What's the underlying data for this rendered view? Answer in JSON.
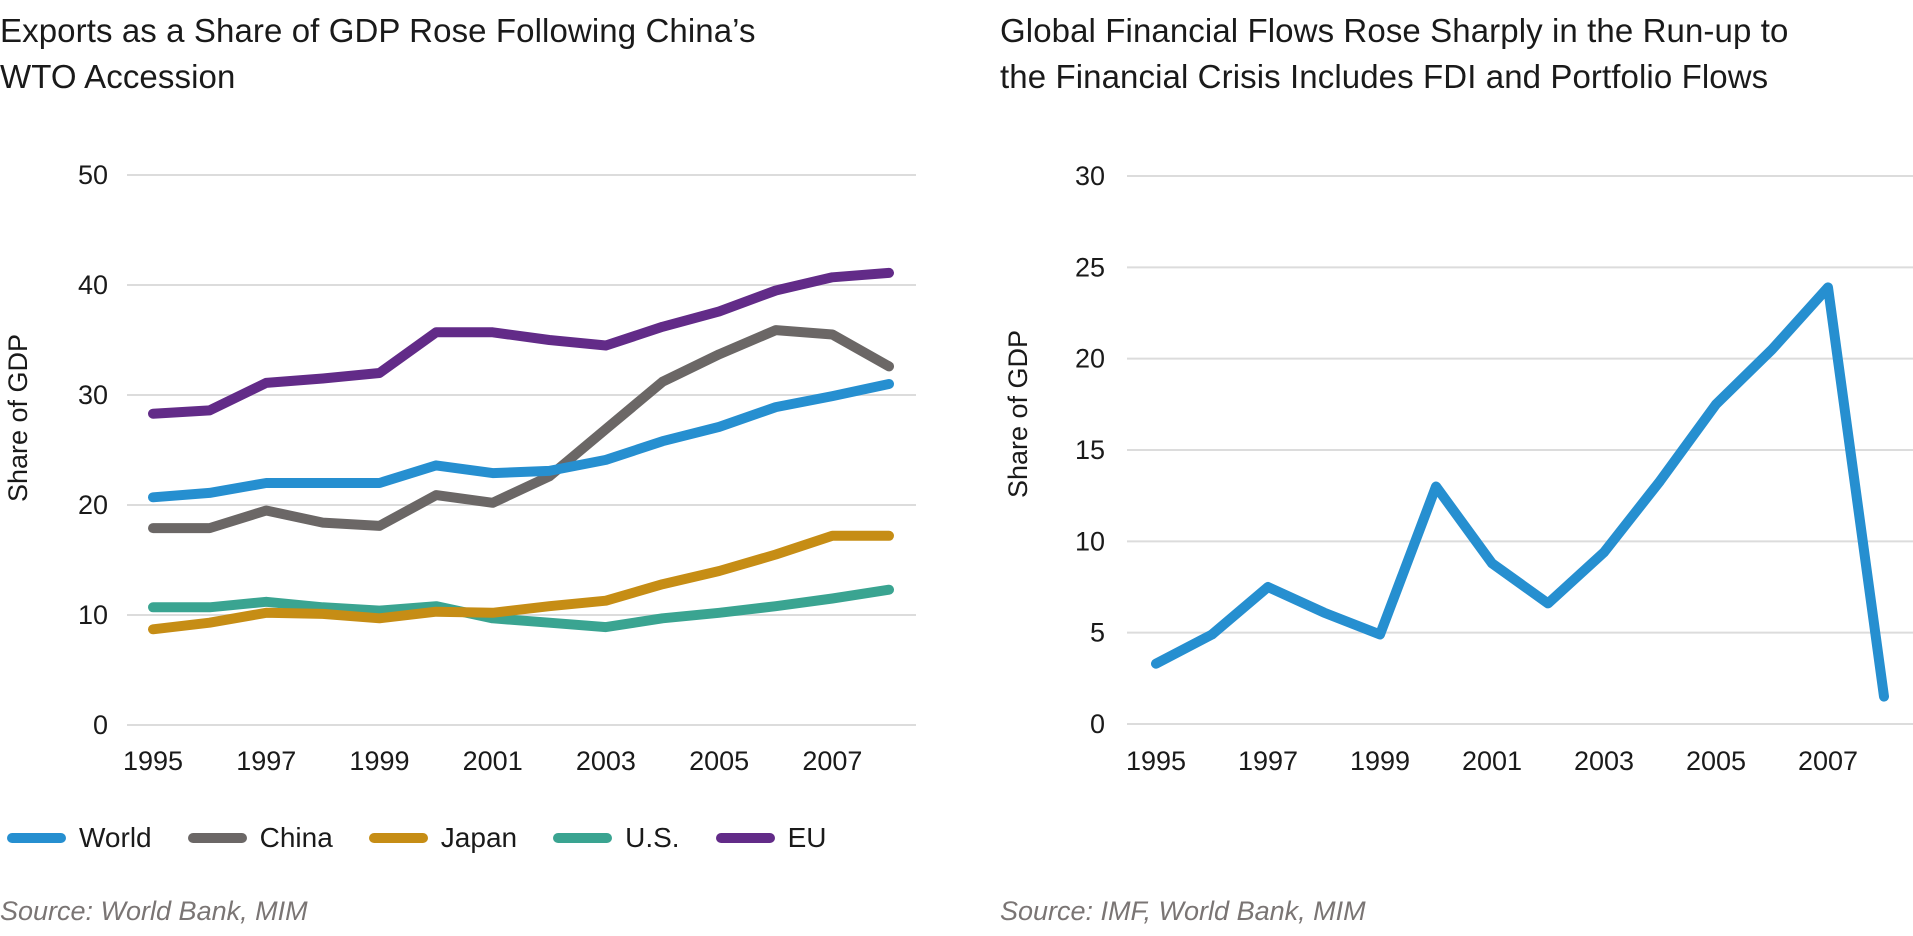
{
  "chart_data": [
    {
      "type": "line",
      "title": "Exports as a Share of GDP Rose Following China’s WTO Accession",
      "title_lines": [
        "Exports as a Share of GDP Rose Following China’s",
        "WTO Accession"
      ],
      "xlabel": "",
      "ylabel": "Share of GDP",
      "x": [
        1995,
        1996,
        1997,
        1998,
        1999,
        2000,
        2001,
        2002,
        2003,
        2004,
        2005,
        2006,
        2007,
        2008
      ],
      "xticks": [
        "1995",
        "1997",
        "1999",
        "2001",
        "2003",
        "2005",
        "2007"
      ],
      "yticks": [
        "0",
        "10",
        "20",
        "30",
        "40",
        "50"
      ],
      "ylim": [
        0,
        50
      ],
      "xlim": [
        1995,
        2008
      ],
      "grid": "horizontal",
      "legend_position": "bottom",
      "series": [
        {
          "name": "World",
          "color": "#268fd0",
          "values": [
            20.7,
            21.1,
            22.0,
            22.0,
            22.0,
            23.6,
            22.9,
            23.1,
            24.1,
            25.8,
            27.1,
            28.9,
            29.9,
            31.0
          ]
        },
        {
          "name": "China",
          "color": "#6b6766",
          "values": [
            17.9,
            17.9,
            19.5,
            18.4,
            18.1,
            20.9,
            20.2,
            22.6,
            26.9,
            31.2,
            33.7,
            35.9,
            35.5,
            32.6
          ]
        },
        {
          "name": "Japan",
          "color": "#c68d15",
          "values": [
            8.7,
            9.3,
            10.2,
            10.1,
            9.7,
            10.3,
            10.2,
            10.8,
            11.3,
            12.8,
            14.0,
            15.5,
            17.2,
            17.2
          ]
        },
        {
          "name": "U.S.",
          "color": "#3aa491",
          "values": [
            10.7,
            10.7,
            11.2,
            10.7,
            10.4,
            10.8,
            9.7,
            9.3,
            8.9,
            9.7,
            10.2,
            10.8,
            11.5,
            12.3
          ]
        },
        {
          "name": "EU",
          "color": "#622b88",
          "values": [
            28.3,
            28.6,
            31.1,
            31.5,
            32.0,
            35.7,
            35.7,
            35.0,
            34.5,
            36.2,
            37.6,
            39.5,
            40.7,
            41.1
          ]
        }
      ],
      "source": "Source: World Bank, MIM"
    },
    {
      "type": "line",
      "title": "Global Financial Flows Rose Sharply in the Run-up to the Financial Crisis Includes FDI and Portfolio Flows",
      "title_lines": [
        "Global Financial Flows Rose Sharply in the Run-up to",
        "the Financial Crisis Includes FDI and Portfolio Flows"
      ],
      "xlabel": "",
      "ylabel": "Share of GDP",
      "x": [
        1995,
        1996,
        1997,
        1998,
        1999,
        2000,
        2001,
        2002,
        2003,
        2004,
        2005,
        2006,
        2007,
        2008
      ],
      "xticks": [
        "1995",
        "1997",
        "1999",
        "2001",
        "2003",
        "2005",
        "2007"
      ],
      "yticks": [
        "0",
        "5",
        "10",
        "15",
        "20",
        "25",
        "30"
      ],
      "ylim": [
        0,
        30
      ],
      "xlim": [
        1995,
        2008
      ],
      "grid": "horizontal",
      "series": [
        {
          "name": "Global financial flows",
          "color": "#268fd0",
          "values": [
            3.3,
            4.9,
            7.5,
            6.1,
            4.9,
            13.0,
            8.8,
            6.6,
            9.4,
            13.3,
            17.5,
            20.5,
            23.9,
            1.5
          ]
        }
      ],
      "source": "Source: IMF, World Bank, MIM"
    }
  ]
}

++++++++

§ **EXERCISE BRIEF**: Repeat the listing in full and exactly. Leave any pictures out.

§ **TASK ANSWER**:
What's the underlying data for this rendered view? Answer in JSON.
{
  "chart_data": [
    {
      "type": "line",
      "title": "Exports as a Share of GDP Rose Following China’s WTO Accession",
      "title_lines": [
        "Exports as a Share of GDP Rose Following China’s",
        "WTO Accession"
      ],
      "xlabel": "",
      "ylabel": "Share of GDP",
      "x": [
        1995,
        1996,
        1997,
        1998,
        1999,
        2000,
        2001,
        2002,
        2003,
        2004,
        2005,
        2006,
        2007,
        2008
      ],
      "xticks": [
        "1995",
        "1997",
        "1999",
        "2001",
        "2003",
        "2005",
        "2007"
      ],
      "yticks": [
        "0",
        "10",
        "20",
        "30",
        "40",
        "50"
      ],
      "ylim": [
        0,
        50
      ],
      "xlim": [
        1995,
        2008
      ],
      "grid": "horizontal",
      "legend_position": "bottom",
      "series": [
        {
          "name": "World",
          "color": "#268fd0",
          "values": [
            20.7,
            21.1,
            22.0,
            22.0,
            22.0,
            23.6,
            22.9,
            23.1,
            24.1,
            25.8,
            27.1,
            28.9,
            29.9,
            31.0
          ]
        },
        {
          "name": "China",
          "color": "#6b6766",
          "values": [
            17.9,
            17.9,
            19.5,
            18.4,
            18.1,
            20.9,
            20.2,
            22.6,
            26.9,
            31.2,
            33.7,
            35.9,
            35.5,
            32.6
          ]
        },
        {
          "name": "Japan",
          "color": "#c68d15",
          "values": [
            8.7,
            9.3,
            10.2,
            10.1,
            9.7,
            10.3,
            10.2,
            10.8,
            11.3,
            12.8,
            14.0,
            15.5,
            17.2,
            17.2
          ]
        },
        {
          "name": "U.S.",
          "color": "#3aa491",
          "values": [
            10.7,
            10.7,
            11.2,
            10.7,
            10.4,
            10.8,
            9.7,
            9.3,
            8.9,
            9.7,
            10.2,
            10.8,
            11.5,
            12.3
          ]
        },
        {
          "name": "EU",
          "color": "#622b88",
          "values": [
            28.3,
            28.6,
            31.1,
            31.5,
            32.0,
            35.7,
            35.7,
            35.0,
            34.5,
            36.2,
            37.6,
            39.5,
            40.7,
            41.1
          ]
        }
      ],
      "source": "Source: World Bank, MIM"
    },
    {
      "type": "line",
      "title": "Global Financial Flows Rose Sharply in the Run-up to the Financial Crisis Includes FDI and Portfolio Flows",
      "title_lines": [
        "Global Financial Flows Rose Sharply in the Run-up to",
        "the Financial Crisis Includes FDI and Portfolio Flows"
      ],
      "xlabel": "",
      "ylabel": "Share of GDP",
      "x": [
        1995,
        1996,
        1997,
        1998,
        1999,
        2000,
        2001,
        2002,
        2003,
        2004,
        2005,
        2006,
        2007,
        2008
      ],
      "xticks": [
        "1995",
        "1997",
        "1999",
        "2001",
        "2003",
        "2005",
        "2007"
      ],
      "yticks": [
        "0",
        "5",
        "10",
        "15",
        "20",
        "25",
        "30"
      ],
      "ylim": [
        0,
        30
      ],
      "xlim": [
        1995,
        2008
      ],
      "grid": "horizontal",
      "series": [
        {
          "name": "Global financial flows",
          "color": "#268fd0",
          "values": [
            3.3,
            4.9,
            7.5,
            6.1,
            4.9,
            13.0,
            8.8,
            6.6,
            9.4,
            13.3,
            17.5,
            20.5,
            23.9,
            1.5
          ]
        }
      ],
      "source": "Source: IMF, World Bank, MIM"
    }
  ]
}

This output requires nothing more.